→ **Quoted text**:
━━━━━━

If bus lanes were moved to the middle of the road, then the bus stops would have to be situated on a median between the bus lanes and the car lanes. To ensure easy access, there should be signalised pedestrian crossings between the curb and the stop, and ideally they’d be programmed to allow a super-fast crossing if they can detect a bus (on either side of the road) is less than a couple of minutes away. (Our buses do have GPS, and we have live tracking apps for them, so I feel like this should be possible.) There’s nothing worse than watching your bus arrive and depart because you were standing helplessly on the wrong side of a busy road, unable to cross…
Bus stops
Regardless of whether the stops are on a median or on the curb, there are some things that they should all have as standard, in my opinion. A big one would be a live-updating display, telling you when the next bus is (and the next train or tram, for stops that connect with one of those modes) and informing you if there are any cancellations or delays. Before I owned a smartphone, I really appreciated the SmartBus stops that had those displays. They should have prominent signage and high-quality network maps, highlighting what destinations you can access from that stop’s routes. They should also be well-lit at night, with shelter from the elements, and the shelter should not be plastered with advertising that means you can’t keep an eye on your surroundings (including whether your bus is coming!) while you’re inside. At some (busy) stops, it might even make sense to install ticket machines and those myki touch-on/touch-off points – like when you take the light rail in Sydney, and are supposed to touch on or off at the stop instead of on the vehicle – to speed up boarding and alighting. This is a feature of Bus Rapid Transit (BRT), generally.

━━━━━━

→ **Raw data**:
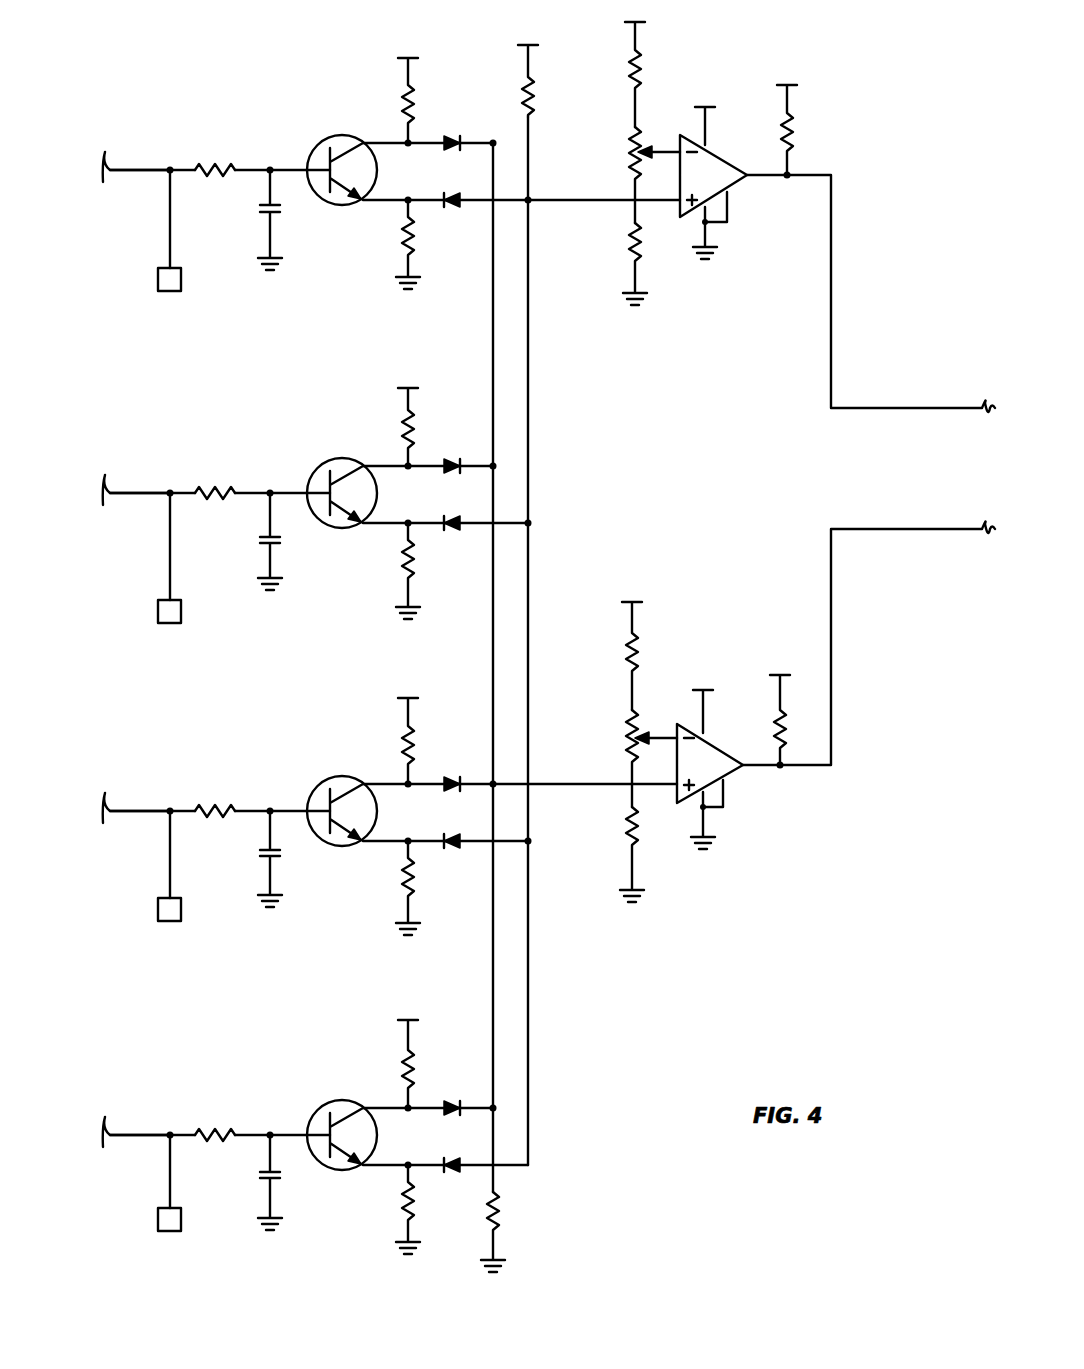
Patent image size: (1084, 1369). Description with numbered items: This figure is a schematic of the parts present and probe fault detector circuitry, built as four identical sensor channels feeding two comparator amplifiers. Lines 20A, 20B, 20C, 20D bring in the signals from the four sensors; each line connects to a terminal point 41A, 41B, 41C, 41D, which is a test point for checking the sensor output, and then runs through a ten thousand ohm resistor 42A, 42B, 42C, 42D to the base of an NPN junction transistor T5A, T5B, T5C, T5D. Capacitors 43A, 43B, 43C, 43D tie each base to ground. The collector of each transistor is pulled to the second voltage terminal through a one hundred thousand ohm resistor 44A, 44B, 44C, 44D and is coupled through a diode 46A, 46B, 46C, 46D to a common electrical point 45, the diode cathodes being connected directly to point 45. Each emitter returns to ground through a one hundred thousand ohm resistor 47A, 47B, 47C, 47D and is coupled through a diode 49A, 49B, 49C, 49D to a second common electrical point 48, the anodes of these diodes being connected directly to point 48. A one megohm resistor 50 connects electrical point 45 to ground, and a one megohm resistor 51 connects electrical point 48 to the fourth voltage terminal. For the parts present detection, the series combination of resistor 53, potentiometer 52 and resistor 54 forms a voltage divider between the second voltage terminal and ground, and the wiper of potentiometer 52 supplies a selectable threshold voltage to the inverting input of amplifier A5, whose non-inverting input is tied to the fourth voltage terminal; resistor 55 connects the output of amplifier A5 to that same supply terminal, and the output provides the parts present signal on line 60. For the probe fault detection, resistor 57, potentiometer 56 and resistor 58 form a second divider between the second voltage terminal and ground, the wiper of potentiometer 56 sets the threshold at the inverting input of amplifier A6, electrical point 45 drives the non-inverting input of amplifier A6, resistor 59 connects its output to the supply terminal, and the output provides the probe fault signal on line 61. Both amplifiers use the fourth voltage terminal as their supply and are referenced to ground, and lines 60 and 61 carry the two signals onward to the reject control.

The line 20A is at (143, 168).
The line 20B is at (130, 526).
The line 20C is at (130, 847).
The line 20D is at (130, 1096).
The terminal point 41A is at (181, 278).
The terminal point 41B is at (196, 581).
The terminal point 41C is at (203, 894).
The terminal point 41D is at (198, 1215).
The resistor 42A is at (215, 160).
The resistor 42B is at (193, 466).
The resistor 42C is at (187, 789).
The resistor 42D is at (218, 1099).
The capacitor 43A is at (280, 217).
The capacitor 43B is at (304, 541).
The capacitor 43C is at (306, 861).
The capacitor 43D is at (244, 1182).
The transistor T5A is at (333, 138).
The transistor T5B is at (319, 472).
The transistor T5C is at (325, 789).
The transistor T5D is at (329, 1105).
The resistor 44A is at (413, 98).
The resistor 44B is at (383, 415).
The resistor 44C is at (385, 729).
The resistor 44D is at (379, 1052).
The diode 46A is at (448, 135).
The diode 46B is at (465, 438).
The diode 46C is at (453, 754).
The diode 46D is at (454, 1077).
The resistor 47A is at (413, 230).
The resistor 47B is at (437, 571).
The resistor 47C is at (440, 888).
The resistor 47D is at (380, 1209).
The diode 49A is at (453, 188).
The diode 49B is at (425, 509).
The diode 49C is at (425, 826).
The diode 49D is at (426, 1147).
The electrical point 45 is at (502, 770).
The electrical point 48 is at (530, 523).
The resistor 50 is at (497, 1210).
The resistor 51 is at (532, 97).
The potentiometer 52 is at (630, 148).
The resistor 53 is at (630, 63).
The resistor 54 is at (628, 248).
The resistor 55 is at (792, 128).
The amplifier A5 is at (737, 187).
The potentiometer 56 is at (628, 730).
The resistor 57 is at (630, 657).
The resistor 58 is at (628, 835).
The resistor 59 is at (775, 733).
The amplifier A6 is at (730, 773).
The line 60 is at (831, 308).
The line 61 is at (831, 562).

━━━━━━

→ **Task goal**: Continue the piece on bus lanes and bus stops, starting right after its final sentence.

→ **Task answer**:
Also important is access to the stops. In outer suburban areas, especially, Melbourne currently has loads of curbside bus stops with no pedestrian crossings anywhere in sight. I’ve had to make use of bus stops on Centre Dandenong Rd, for example, and that is nightmarish. It’s an extremely busy, multi-lane road with a speed limit of something like 70km/hr. So let’s say my destination is to the north – I can get off the bus and walk through the side streets there safely. To get home, though, I need to walk back to Centre Dandenong Rd, run across the major road when there is finally a gap in all four lanes of free-flowing traffic at the same time, then wait at the bus stop which faces directly onto one of those busy lanes, inhaling car fumes for up to 20 minutes until the bus comes. This is not acceptable and TBH I stopped accepting work anywhere that required me to do this.
Less dangerous, but also annoying: Melbourne needs to stop allowing parking immediately before bus stops. What happens here is that if you’re short (or a normal-height schoolkid younger than like, year 8), the bus driver can’t see you behind all the overgrown monster cars that motorists like driving these days, and they end up braking suddenly at late notice and parking a little way up the street, and then you have to run up the street from the bus stop to get there because you don’t want to waste the time of everyone already on the bus, and it sucks. Fix that too please.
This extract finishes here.